**INSTRUCTION**: Go through the entries one line at a time, and gather every line that has the word "this".

* BEGIN *

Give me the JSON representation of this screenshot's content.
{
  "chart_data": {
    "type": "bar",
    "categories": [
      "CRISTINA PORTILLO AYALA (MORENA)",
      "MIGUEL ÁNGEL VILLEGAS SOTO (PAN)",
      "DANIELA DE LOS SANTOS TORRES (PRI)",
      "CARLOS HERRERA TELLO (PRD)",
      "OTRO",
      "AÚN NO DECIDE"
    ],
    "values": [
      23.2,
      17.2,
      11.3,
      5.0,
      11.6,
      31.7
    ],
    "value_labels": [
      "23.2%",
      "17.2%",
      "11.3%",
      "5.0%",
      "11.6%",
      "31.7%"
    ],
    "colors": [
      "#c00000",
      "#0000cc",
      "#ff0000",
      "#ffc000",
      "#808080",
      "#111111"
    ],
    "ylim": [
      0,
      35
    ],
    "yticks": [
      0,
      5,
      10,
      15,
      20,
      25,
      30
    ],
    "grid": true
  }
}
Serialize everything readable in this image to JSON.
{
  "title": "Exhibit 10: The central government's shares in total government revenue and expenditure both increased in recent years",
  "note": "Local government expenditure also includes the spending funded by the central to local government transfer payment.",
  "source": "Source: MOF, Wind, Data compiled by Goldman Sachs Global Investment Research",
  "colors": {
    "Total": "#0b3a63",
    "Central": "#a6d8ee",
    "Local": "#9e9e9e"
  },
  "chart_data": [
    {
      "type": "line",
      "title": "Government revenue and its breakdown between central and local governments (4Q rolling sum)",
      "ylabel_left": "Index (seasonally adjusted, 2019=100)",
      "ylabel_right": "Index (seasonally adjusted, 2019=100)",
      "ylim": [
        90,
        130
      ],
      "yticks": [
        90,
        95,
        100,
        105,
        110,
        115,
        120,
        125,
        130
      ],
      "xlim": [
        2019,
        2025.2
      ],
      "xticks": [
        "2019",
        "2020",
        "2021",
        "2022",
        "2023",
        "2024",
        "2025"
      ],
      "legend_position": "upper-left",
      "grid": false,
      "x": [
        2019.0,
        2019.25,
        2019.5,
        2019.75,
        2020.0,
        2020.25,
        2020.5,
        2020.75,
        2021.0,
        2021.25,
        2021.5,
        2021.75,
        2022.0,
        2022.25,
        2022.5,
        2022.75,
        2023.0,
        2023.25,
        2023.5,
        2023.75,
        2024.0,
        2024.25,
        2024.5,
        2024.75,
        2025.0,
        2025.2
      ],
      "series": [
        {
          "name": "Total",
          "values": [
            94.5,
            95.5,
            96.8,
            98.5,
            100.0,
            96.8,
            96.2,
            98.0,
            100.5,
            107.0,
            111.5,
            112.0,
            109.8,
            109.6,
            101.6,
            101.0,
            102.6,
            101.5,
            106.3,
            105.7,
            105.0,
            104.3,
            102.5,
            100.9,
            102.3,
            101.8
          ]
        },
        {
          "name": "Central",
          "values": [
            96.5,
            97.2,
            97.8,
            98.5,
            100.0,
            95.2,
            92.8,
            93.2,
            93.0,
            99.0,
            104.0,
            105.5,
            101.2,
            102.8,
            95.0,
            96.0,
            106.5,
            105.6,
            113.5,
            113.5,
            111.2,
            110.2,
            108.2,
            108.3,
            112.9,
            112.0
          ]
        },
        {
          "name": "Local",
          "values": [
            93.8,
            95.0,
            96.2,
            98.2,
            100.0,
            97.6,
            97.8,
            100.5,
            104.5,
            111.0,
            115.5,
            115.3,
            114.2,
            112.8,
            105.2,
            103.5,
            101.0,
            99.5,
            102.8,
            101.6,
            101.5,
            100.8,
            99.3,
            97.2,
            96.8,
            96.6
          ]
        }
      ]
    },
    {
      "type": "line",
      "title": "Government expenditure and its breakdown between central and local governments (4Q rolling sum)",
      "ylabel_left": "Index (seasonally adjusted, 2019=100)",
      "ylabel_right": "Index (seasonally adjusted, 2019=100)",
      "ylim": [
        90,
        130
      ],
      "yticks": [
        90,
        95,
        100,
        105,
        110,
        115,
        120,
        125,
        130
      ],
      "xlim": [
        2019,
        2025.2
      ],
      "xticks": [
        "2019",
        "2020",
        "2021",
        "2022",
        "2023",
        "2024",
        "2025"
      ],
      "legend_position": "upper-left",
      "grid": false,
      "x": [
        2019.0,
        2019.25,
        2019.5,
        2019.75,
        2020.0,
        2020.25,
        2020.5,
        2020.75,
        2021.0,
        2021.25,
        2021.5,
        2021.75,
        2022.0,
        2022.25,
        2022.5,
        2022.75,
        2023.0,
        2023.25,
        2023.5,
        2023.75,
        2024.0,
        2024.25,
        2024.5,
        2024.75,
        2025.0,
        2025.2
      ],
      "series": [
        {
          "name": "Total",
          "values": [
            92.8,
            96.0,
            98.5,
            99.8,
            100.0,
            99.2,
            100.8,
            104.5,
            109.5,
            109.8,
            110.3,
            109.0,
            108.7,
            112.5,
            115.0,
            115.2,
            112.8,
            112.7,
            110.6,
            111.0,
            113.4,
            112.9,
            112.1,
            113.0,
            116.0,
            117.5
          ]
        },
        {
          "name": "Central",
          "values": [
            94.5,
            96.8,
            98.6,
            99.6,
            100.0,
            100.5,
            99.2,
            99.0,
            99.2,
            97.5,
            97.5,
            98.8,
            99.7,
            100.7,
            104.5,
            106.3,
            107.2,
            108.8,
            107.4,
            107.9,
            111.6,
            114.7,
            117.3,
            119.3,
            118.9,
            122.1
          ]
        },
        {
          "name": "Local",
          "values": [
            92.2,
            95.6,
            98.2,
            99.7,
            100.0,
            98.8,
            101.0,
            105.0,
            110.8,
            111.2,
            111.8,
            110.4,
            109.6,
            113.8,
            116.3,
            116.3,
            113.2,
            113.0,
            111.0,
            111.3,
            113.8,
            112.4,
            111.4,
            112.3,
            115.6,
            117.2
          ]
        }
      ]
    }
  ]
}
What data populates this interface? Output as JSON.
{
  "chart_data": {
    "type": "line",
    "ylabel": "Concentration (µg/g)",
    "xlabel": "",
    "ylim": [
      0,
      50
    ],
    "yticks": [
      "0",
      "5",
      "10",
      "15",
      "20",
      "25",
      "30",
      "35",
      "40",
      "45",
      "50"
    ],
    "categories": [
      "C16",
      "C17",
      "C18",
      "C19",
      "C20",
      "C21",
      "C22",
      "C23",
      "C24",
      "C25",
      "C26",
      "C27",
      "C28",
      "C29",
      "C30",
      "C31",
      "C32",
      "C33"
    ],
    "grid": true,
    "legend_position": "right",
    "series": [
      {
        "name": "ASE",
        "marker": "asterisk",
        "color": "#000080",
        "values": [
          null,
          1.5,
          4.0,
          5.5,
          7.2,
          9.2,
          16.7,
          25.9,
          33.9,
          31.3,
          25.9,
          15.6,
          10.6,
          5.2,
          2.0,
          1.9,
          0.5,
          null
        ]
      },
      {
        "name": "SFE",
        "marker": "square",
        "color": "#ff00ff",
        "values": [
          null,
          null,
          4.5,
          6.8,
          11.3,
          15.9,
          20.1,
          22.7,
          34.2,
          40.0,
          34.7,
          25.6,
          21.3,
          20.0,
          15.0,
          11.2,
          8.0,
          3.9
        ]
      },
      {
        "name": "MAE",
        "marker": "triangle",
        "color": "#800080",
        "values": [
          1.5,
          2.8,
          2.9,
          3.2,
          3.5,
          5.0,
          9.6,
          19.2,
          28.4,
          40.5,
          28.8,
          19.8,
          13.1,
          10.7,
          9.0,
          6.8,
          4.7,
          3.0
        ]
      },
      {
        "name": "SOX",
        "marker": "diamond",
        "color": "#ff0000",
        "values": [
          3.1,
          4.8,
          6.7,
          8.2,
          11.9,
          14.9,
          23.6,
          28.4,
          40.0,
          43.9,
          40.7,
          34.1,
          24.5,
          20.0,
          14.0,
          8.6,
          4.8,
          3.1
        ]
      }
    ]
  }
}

* END *

**TASK RESULT**:
Give me the JSON representation of this screenshot's content.
Serialize everything readable in this image to JSON.
What data populates this interface? Output as JSON.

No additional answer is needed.